## INSTRUCTIONS TO FOLLOW
Lines that hold the word "DECLERCQ" should be located and copied.

[Start of DATA EXCERPTS]

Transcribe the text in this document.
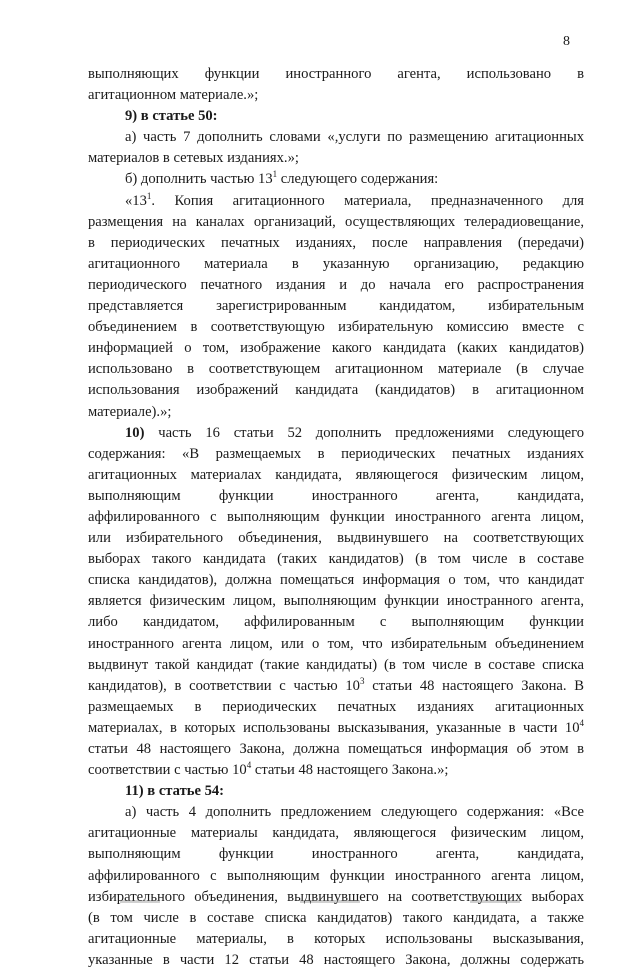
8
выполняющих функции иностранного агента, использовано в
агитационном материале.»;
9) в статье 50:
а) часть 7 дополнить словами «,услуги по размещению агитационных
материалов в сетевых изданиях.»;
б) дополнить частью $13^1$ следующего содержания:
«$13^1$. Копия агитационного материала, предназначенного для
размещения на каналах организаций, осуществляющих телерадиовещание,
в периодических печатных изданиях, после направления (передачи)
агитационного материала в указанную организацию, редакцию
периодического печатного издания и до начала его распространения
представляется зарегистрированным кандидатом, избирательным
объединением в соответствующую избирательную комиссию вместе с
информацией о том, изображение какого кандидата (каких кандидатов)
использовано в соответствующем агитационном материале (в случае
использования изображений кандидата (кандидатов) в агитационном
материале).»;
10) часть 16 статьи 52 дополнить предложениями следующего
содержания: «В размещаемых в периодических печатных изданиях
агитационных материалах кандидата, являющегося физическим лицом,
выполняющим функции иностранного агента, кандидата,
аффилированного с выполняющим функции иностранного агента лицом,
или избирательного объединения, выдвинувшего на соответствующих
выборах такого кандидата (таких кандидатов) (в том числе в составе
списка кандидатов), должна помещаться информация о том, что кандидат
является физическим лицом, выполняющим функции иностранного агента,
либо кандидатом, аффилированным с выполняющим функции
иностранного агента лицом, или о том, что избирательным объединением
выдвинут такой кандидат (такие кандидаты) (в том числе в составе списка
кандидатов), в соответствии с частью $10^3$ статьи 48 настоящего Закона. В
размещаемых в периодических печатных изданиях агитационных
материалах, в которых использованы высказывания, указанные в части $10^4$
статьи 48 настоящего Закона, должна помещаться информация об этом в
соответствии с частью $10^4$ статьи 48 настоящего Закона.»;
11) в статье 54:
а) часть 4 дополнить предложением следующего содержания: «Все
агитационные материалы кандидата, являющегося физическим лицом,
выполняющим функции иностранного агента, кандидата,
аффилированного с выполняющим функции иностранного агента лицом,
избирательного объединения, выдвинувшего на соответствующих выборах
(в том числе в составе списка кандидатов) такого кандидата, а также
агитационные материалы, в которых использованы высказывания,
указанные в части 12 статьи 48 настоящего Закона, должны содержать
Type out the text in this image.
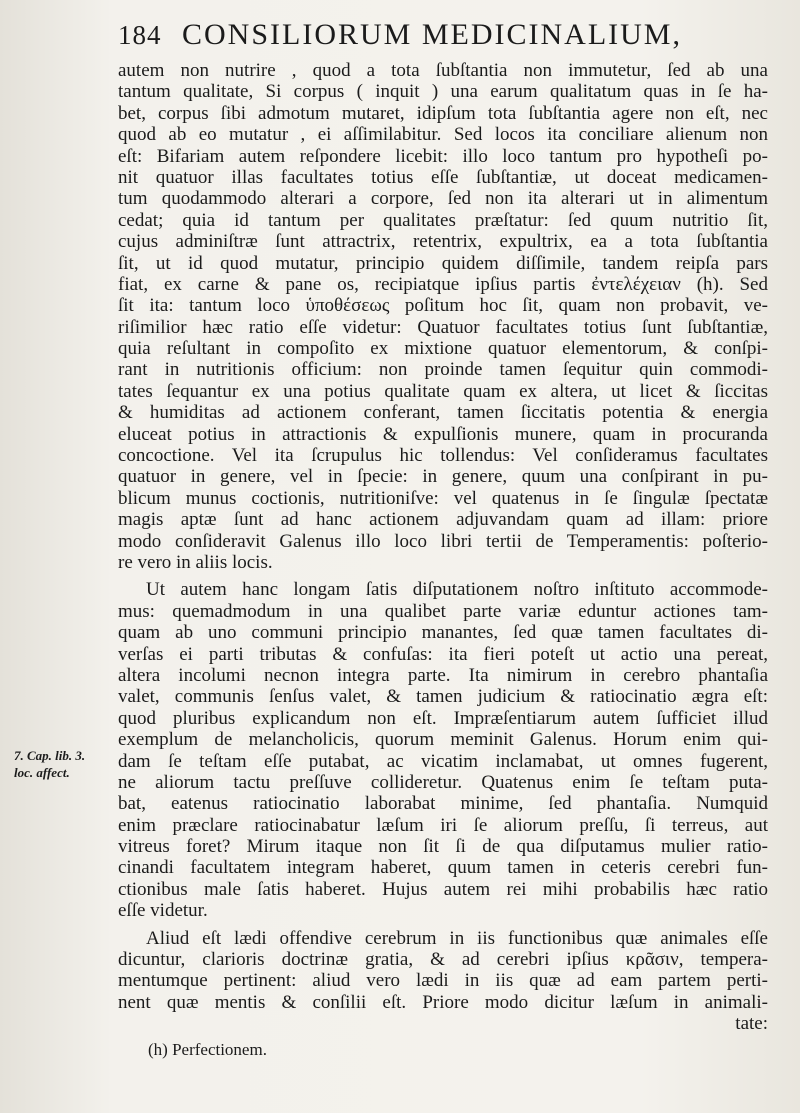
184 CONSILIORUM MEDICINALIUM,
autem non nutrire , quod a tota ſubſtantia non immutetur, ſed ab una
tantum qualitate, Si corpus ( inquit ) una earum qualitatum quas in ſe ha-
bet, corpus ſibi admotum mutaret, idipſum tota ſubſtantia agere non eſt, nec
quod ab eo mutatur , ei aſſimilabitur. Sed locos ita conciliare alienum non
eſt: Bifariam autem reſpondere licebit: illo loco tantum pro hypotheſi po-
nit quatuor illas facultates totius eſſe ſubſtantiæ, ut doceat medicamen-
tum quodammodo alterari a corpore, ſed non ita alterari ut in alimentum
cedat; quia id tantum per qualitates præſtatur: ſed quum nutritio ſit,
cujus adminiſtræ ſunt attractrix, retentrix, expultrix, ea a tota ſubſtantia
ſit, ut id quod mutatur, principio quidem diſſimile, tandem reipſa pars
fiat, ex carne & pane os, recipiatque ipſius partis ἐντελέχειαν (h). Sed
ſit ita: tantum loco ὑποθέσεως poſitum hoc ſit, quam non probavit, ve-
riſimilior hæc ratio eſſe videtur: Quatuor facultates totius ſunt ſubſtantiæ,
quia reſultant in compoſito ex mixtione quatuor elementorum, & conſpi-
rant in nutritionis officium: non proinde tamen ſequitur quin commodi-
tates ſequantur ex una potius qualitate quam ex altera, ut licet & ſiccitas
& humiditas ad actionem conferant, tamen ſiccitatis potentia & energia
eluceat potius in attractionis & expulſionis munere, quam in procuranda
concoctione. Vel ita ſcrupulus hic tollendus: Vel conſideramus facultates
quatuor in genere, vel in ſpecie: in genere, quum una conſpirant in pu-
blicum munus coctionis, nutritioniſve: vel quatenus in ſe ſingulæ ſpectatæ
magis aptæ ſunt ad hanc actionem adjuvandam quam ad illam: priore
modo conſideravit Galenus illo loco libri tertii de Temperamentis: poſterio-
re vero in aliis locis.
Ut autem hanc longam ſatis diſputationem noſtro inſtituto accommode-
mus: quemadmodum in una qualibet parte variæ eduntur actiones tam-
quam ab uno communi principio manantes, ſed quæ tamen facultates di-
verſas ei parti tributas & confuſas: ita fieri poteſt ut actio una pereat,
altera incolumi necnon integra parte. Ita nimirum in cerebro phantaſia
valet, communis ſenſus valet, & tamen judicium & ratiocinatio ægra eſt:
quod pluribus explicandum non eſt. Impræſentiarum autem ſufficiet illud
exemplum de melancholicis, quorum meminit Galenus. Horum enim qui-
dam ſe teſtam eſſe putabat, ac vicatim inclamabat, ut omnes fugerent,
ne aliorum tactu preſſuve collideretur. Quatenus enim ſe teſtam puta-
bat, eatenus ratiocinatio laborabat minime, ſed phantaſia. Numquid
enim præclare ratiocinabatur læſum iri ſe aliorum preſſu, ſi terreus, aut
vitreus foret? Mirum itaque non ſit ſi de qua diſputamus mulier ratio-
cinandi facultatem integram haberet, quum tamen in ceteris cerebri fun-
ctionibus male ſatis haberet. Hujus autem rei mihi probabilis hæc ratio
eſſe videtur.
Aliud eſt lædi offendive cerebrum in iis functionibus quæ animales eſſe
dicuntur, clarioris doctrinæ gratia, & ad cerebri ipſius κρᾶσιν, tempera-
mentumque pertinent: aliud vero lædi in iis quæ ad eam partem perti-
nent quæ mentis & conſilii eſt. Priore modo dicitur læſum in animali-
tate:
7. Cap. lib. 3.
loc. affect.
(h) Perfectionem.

[End of DATA EXCERPTS]
[Start of DATA EXCERPTS]

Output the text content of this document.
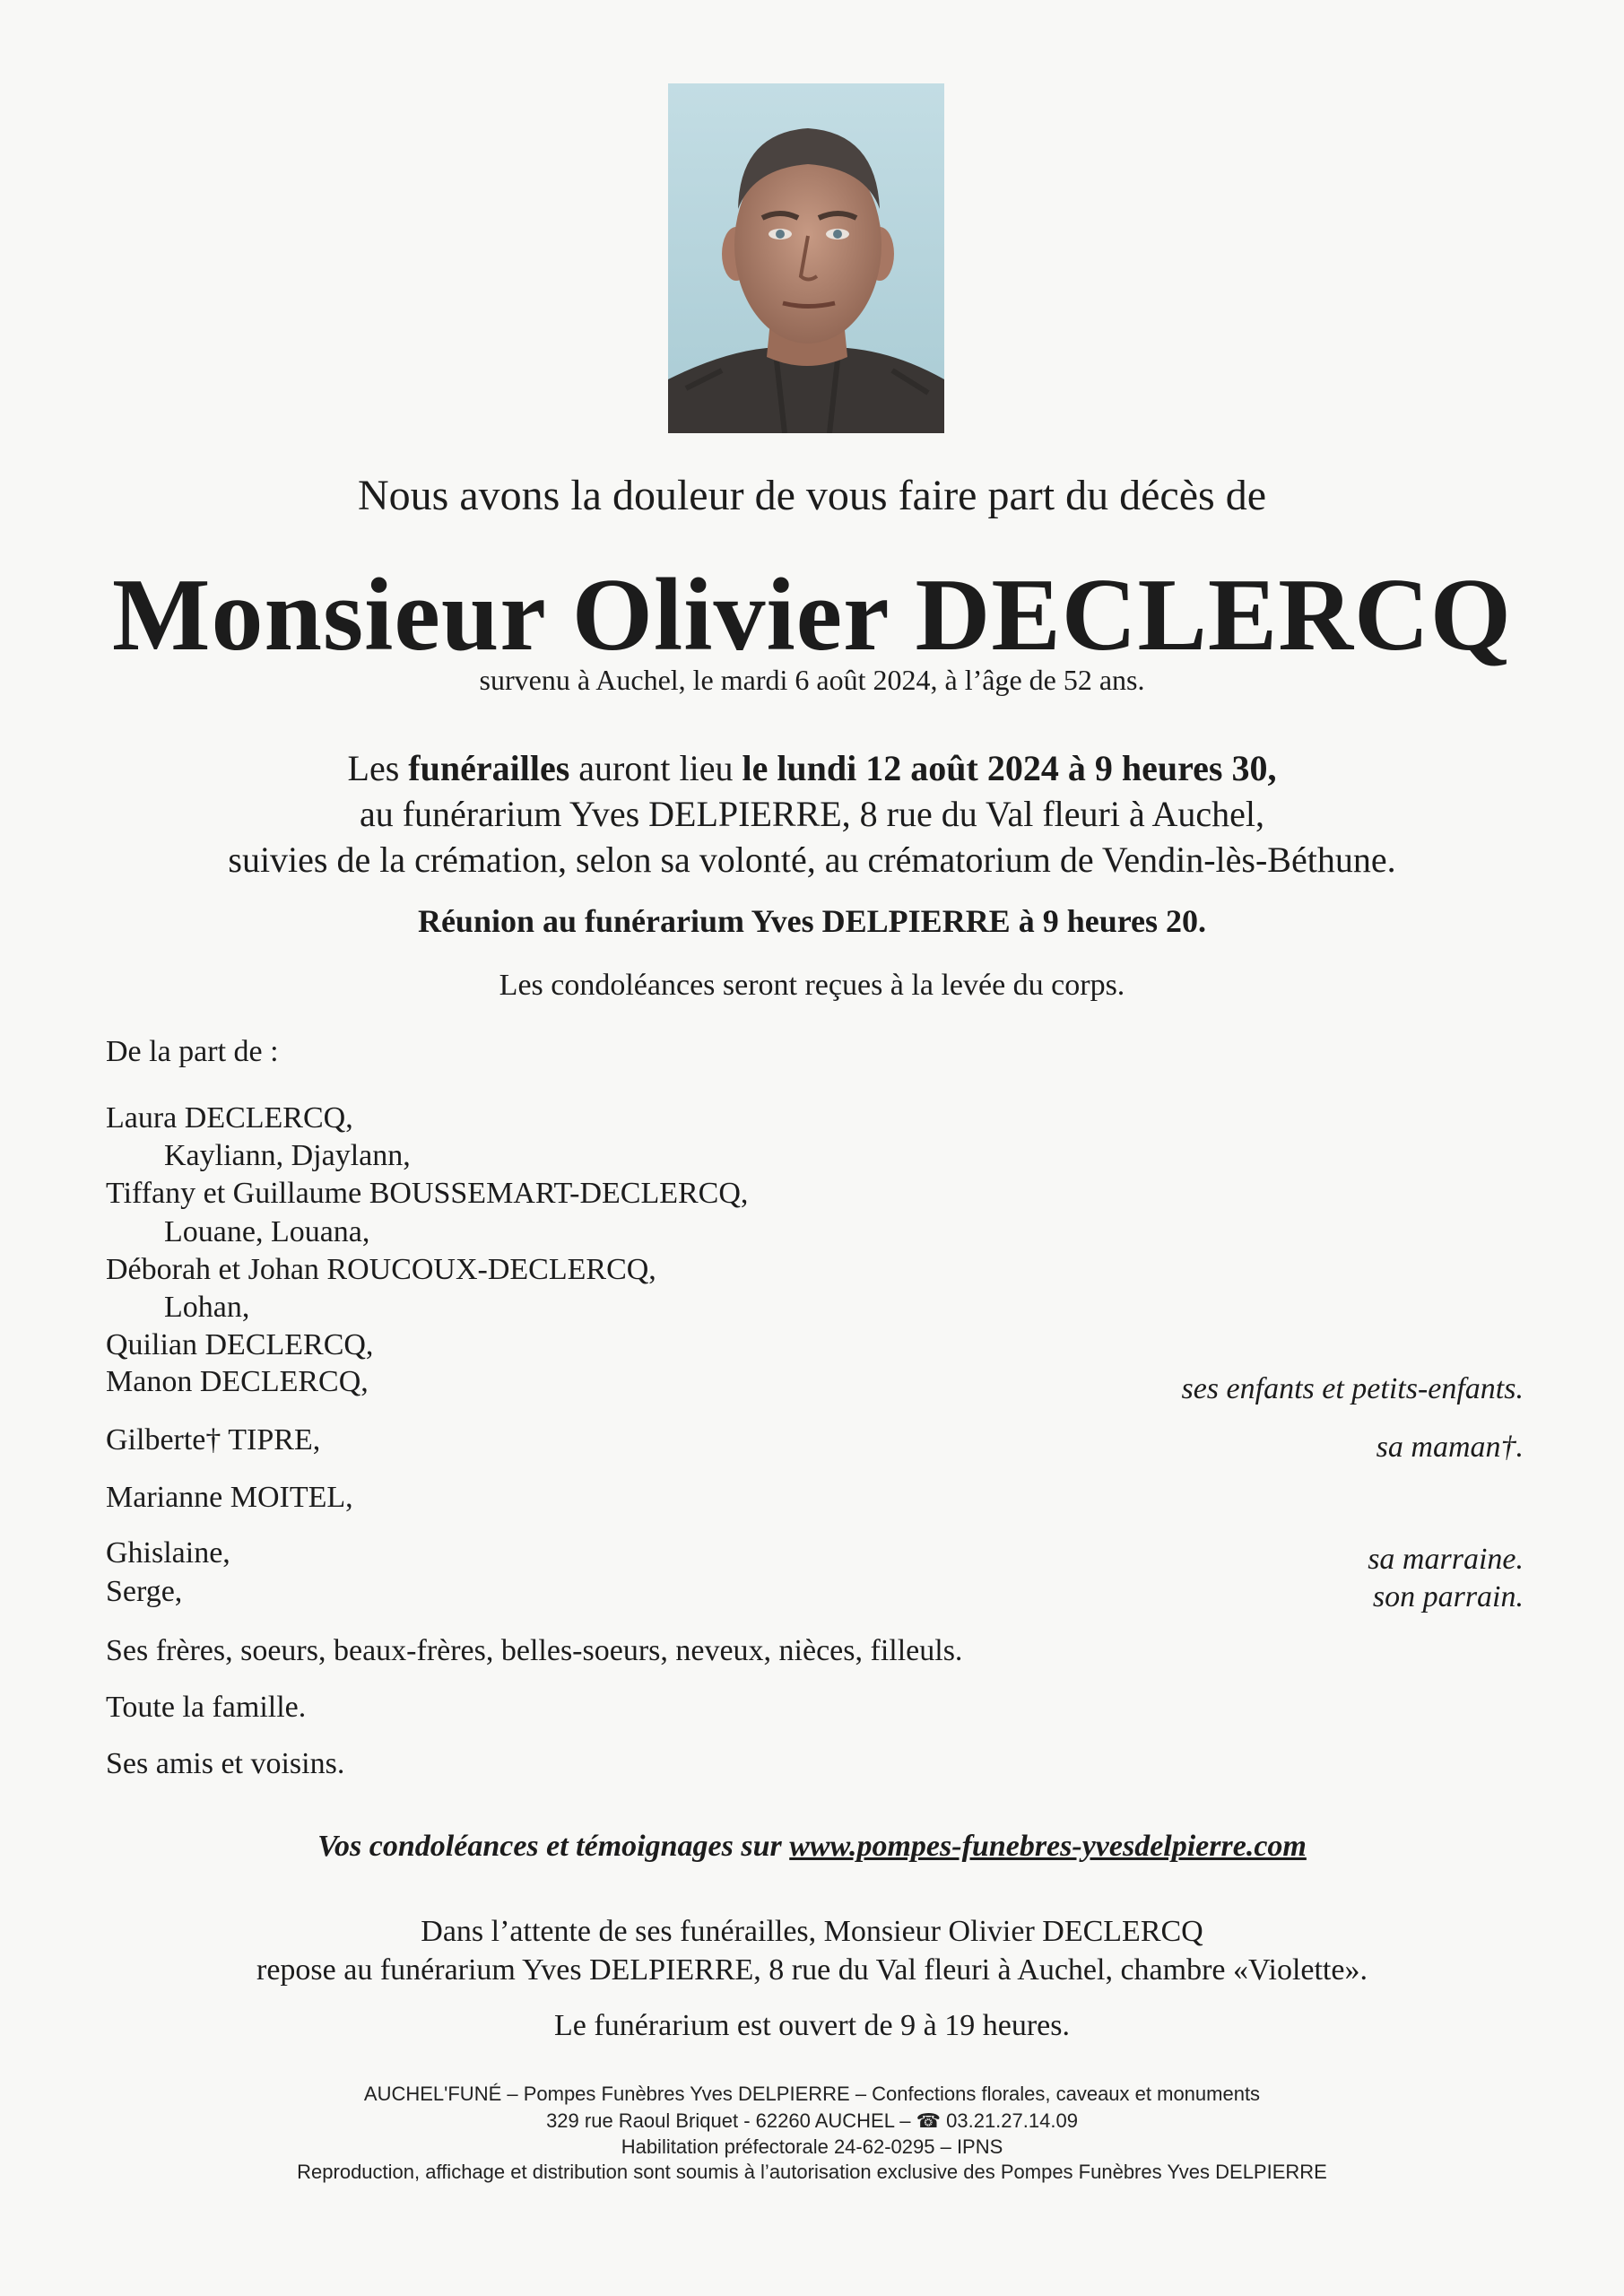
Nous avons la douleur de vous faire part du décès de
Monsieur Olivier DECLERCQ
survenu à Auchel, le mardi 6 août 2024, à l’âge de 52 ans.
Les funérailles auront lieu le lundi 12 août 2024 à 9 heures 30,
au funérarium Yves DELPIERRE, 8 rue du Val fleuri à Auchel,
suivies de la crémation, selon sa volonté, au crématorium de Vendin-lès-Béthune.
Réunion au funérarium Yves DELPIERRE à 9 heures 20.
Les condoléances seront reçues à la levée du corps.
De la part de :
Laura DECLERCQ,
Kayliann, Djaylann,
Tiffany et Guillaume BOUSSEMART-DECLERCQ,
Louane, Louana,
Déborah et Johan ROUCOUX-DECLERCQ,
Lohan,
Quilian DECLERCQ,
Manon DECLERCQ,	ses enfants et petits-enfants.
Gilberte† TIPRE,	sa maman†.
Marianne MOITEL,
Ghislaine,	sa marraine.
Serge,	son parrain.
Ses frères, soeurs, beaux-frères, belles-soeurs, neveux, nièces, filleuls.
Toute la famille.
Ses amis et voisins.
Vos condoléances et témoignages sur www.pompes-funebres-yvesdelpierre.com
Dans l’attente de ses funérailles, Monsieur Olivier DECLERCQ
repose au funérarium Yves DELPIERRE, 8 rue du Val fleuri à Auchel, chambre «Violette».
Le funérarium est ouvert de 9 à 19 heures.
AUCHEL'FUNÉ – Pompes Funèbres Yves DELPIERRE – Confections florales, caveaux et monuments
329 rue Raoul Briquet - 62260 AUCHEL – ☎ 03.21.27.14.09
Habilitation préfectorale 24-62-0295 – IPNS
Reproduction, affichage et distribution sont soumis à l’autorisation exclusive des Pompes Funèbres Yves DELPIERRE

[End of DATA EXCERPTS]

## RESULT OF THIS TASK
Monsieur Olivier DECLERCQ
Laura DECLERCQ,
Tiffany et Guillaume BOUSSEMART-DECLERCQ,
Déborah et Johan ROUCOUX-DECLERCQ,
Quilian DECLERCQ,
Manon DECLERCQ,	ses enfants et petits-enfants.
Dans l’attente de ses funérailles, Monsieur Olivier DECLERCQ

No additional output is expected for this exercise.